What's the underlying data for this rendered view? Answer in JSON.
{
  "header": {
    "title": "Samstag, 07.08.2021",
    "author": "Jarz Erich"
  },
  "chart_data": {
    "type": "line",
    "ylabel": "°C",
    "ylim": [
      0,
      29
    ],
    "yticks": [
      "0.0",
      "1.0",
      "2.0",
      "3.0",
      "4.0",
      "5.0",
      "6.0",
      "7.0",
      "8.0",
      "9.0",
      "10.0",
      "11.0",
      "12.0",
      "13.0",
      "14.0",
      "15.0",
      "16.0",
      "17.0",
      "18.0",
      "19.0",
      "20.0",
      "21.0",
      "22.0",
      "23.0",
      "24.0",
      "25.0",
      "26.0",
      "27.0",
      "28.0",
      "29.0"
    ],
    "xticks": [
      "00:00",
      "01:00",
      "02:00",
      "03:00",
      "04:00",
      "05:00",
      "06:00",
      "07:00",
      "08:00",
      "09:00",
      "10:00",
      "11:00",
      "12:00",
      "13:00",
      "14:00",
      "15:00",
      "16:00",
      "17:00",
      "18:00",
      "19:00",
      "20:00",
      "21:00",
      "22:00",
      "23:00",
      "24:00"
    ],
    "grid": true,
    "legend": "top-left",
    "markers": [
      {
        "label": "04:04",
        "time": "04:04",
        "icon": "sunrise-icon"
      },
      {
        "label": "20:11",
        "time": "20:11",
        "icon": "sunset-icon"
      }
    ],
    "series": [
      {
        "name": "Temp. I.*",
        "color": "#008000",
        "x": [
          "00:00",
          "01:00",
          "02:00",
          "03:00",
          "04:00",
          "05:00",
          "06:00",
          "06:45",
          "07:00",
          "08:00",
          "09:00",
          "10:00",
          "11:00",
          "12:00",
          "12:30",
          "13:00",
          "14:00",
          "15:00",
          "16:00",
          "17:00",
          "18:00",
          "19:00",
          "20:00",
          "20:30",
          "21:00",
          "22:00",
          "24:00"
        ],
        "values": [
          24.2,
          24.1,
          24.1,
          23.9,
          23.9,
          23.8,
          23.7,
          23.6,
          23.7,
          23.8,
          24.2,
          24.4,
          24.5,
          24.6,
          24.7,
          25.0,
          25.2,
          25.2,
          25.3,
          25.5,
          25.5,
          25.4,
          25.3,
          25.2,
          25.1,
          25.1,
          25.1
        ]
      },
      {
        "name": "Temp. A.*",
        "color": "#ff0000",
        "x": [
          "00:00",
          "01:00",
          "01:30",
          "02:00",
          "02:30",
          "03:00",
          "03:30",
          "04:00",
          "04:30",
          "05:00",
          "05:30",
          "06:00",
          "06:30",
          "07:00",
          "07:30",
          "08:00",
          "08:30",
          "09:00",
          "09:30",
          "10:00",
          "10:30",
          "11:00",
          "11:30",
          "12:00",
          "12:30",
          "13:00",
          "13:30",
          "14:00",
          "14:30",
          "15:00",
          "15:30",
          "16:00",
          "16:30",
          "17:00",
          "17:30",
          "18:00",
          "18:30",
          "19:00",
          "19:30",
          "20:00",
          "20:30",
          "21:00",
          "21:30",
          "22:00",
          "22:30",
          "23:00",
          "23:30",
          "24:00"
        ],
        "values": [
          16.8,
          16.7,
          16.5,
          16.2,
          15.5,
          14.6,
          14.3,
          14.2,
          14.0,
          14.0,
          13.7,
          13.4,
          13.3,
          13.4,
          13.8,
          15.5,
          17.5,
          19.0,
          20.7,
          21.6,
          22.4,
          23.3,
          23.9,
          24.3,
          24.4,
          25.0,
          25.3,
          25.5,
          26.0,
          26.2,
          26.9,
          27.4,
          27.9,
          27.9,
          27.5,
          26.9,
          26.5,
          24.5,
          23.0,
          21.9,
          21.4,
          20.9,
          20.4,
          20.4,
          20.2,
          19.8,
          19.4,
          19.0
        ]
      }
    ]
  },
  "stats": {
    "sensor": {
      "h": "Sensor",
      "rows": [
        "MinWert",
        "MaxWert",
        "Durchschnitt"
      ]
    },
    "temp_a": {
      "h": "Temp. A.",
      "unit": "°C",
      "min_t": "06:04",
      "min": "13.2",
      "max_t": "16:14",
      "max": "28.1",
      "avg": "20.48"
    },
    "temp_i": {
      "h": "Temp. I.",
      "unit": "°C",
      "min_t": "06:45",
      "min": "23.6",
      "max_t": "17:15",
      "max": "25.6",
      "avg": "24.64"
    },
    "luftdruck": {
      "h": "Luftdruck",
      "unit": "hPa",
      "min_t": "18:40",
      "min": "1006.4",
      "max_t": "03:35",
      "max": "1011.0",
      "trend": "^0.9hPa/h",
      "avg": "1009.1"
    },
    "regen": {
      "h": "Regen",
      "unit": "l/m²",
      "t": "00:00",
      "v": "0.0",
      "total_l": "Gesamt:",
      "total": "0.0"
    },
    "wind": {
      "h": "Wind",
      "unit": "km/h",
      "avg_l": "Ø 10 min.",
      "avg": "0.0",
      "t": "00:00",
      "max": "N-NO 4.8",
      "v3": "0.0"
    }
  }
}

The request:
Extract each line from the listing that holds the word "unit".

Result:
      "unit": "°C",
      "unit": "°C",
      "unit": "hPa",
      "unit": "l/m²",
      "unit": "km/h",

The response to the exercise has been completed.